-- BEGIN WORKING DATA --

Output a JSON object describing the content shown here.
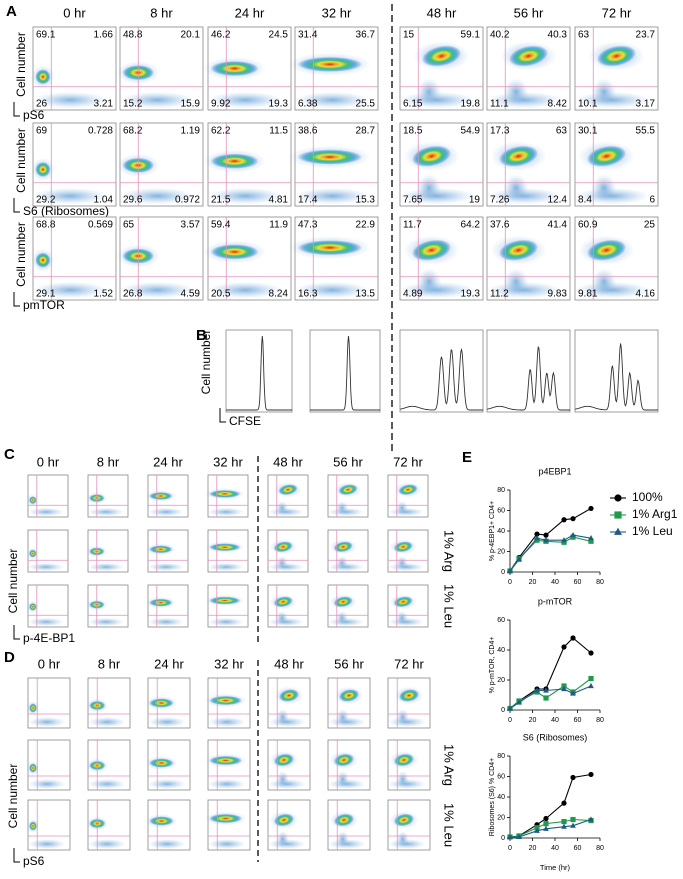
{
  "panel_a": {
    "letter": "A",
    "times": [
      "0 hr",
      "8 hr",
      "24 hr",
      "32 hr",
      "48 hr",
      "56 hr",
      "72 hr"
    ],
    "rows": [
      {
        "y_label": "Cell number",
        "x_label": "pS6",
        "quadrants": [
          [
            "69.1",
            "1.66",
            "26",
            "3.21"
          ],
          [
            "48.8",
            "20.1",
            "15.2",
            "15.9"
          ],
          [
            "46.2",
            "24.5",
            "9.92",
            "19.3"
          ],
          [
            "31.4",
            "36.7",
            "6.38",
            "25.5"
          ],
          [
            "15",
            "59.1",
            "6.15",
            "19.8"
          ],
          [
            "40.2",
            "40.3",
            "11.1",
            "8.42"
          ],
          [
            "63",
            "23.7",
            "10.1",
            "3.17"
          ]
        ]
      },
      {
        "y_label": "Cell number",
        "x_label": "S6 (Ribosomes)",
        "quadrants": [
          [
            "69",
            "0.728",
            "29.2",
            "1.04"
          ],
          [
            "68.2",
            "1.19",
            "29.6",
            "0.972"
          ],
          [
            "62.2",
            "11.5",
            "21.5",
            "4.81"
          ],
          [
            "38.6",
            "28.7",
            "17.4",
            "15.3"
          ],
          [
            "18.5",
            "54.9",
            "7.65",
            "19"
          ],
          [
            "17.3",
            "63",
            "7.26",
            "12.4"
          ],
          [
            "30.1",
            "55.5",
            "8.4",
            "6"
          ]
        ]
      },
      {
        "y_label": "Cell number",
        "x_label": "pmTOR",
        "quadrants": [
          [
            "68.8",
            "0.569",
            "29.1",
            "1.52"
          ],
          [
            "65",
            "3.57",
            "26.8",
            "4.59"
          ],
          [
            "59.4",
            "11.9",
            "20.5",
            "8.24"
          ],
          [
            "47.3",
            "22.9",
            "16.3",
            "13.5"
          ],
          [
            "11.7",
            "64.2",
            "4.89",
            "19.3"
          ],
          [
            "37.6",
            "41.4",
            "11.2",
            "9.83"
          ],
          [
            "60.9",
            "25",
            "9.81",
            "4.16"
          ]
        ]
      }
    ]
  },
  "panel_b": {
    "letter": "B",
    "y_label": "Cell number",
    "x_label": "CFSE"
  },
  "panel_c": {
    "letter": "C",
    "times": [
      "0 hr",
      "8 hr",
      "24 hr",
      "32 hr",
      "48 hr",
      "56 hr",
      "72 hr"
    ],
    "row_labels": [
      "1% Arg",
      "1% Leu"
    ],
    "y_label": "Cell number",
    "x_label": "p-4E-BP1"
  },
  "panel_d": {
    "letter": "D",
    "times": [
      "0 hr",
      "8 hr",
      "24 hr",
      "32 hr",
      "48 hr",
      "56 hr",
      "72 hr"
    ],
    "row_labels": [
      "1% Arg",
      "1% Leu"
    ],
    "y_label": "Cell number",
    "x_label": "pS6"
  },
  "panel_e": {
    "letter": "E"
  },
  "chart_data": [
    {
      "type": "line",
      "title": "p4EBP1",
      "y_label": "% p-4EBP1+ CD4+",
      "x": [
        0,
        8,
        24,
        32,
        48,
        56,
        72
      ],
      "xlim": [
        0,
        80
      ],
      "xticks": [
        0,
        20,
        40,
        60,
        80
      ],
      "ylim": [
        0,
        80
      ],
      "yticks": [
        0,
        20,
        40,
        60,
        80
      ],
      "legend": "right",
      "series": [
        {
          "name": "100%",
          "color": "#000000",
          "marker": "circle",
          "values": [
            1,
            14,
            37,
            36,
            51,
            52,
            62
          ]
        },
        {
          "name": "1% Arg1",
          "color": "#1e9a4c",
          "marker": "square",
          "values": [
            1,
            13,
            31,
            30,
            29,
            34,
            30
          ]
        },
        {
          "name": "1% Leu",
          "color": "#1f5a86",
          "marker": "triangle",
          "values": [
            1,
            12,
            33,
            31,
            31,
            36,
            33
          ]
        }
      ]
    },
    {
      "type": "line",
      "title": "p-mTOR",
      "y_label": "% p-mTOR, CD4+",
      "x": [
        0,
        8,
        24,
        32,
        48,
        56,
        72
      ],
      "xlim": [
        0,
        80
      ],
      "xticks": [
        0,
        20,
        40,
        60,
        80
      ],
      "ylim": [
        0,
        60
      ],
      "yticks": [
        0,
        20,
        40,
        60
      ],
      "series": [
        {
          "name": "100%",
          "color": "#000000",
          "marker": "circle",
          "values": [
            1,
            6,
            14,
            14,
            42,
            48,
            38
          ]
        },
        {
          "name": "1% Arg1",
          "color": "#1e9a4c",
          "marker": "square",
          "values": [
            1,
            6,
            12,
            8,
            16,
            12,
            21
          ]
        },
        {
          "name": "1% Leu",
          "color": "#1f5a86",
          "marker": "triangle",
          "values": [
            1,
            5,
            13,
            13,
            14,
            11,
            16
          ]
        }
      ]
    },
    {
      "type": "line",
      "title": "S6 (Ribosomes)",
      "y_label": "Ribosomes (S6) % CD4+",
      "x_label": "Time (hr)",
      "x": [
        0,
        8,
        24,
        32,
        48,
        56,
        72
      ],
      "xlim": [
        0,
        80
      ],
      "xticks": [
        0,
        20,
        40,
        60,
        80
      ],
      "ylim": [
        0,
        80
      ],
      "yticks": [
        0,
        20,
        40,
        60,
        80
      ],
      "series": [
        {
          "name": "100%",
          "color": "#000000",
          "marker": "circle",
          "values": [
            1,
            2,
            13,
            19,
            34,
            59,
            62
          ]
        },
        {
          "name": "1% Arg1",
          "color": "#1e9a4c",
          "marker": "square",
          "values": [
            1,
            2,
            10,
            14,
            16,
            18,
            17
          ]
        },
        {
          "name": "1% Leu",
          "color": "#1f5a86",
          "marker": "triangle",
          "values": [
            1,
            1,
            7,
            9,
            11,
            12,
            18
          ]
        }
      ]
    }
  ]
}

-- END WORKING DATA --

▸ **BRIEF**:
Each line in the listing above that contains "title" should be copied.

▸ **FINISHED TASK**:
      "title": "p4EBP1",
      "title": "p-mTOR",
      "title": "S6 (Ribosomes)",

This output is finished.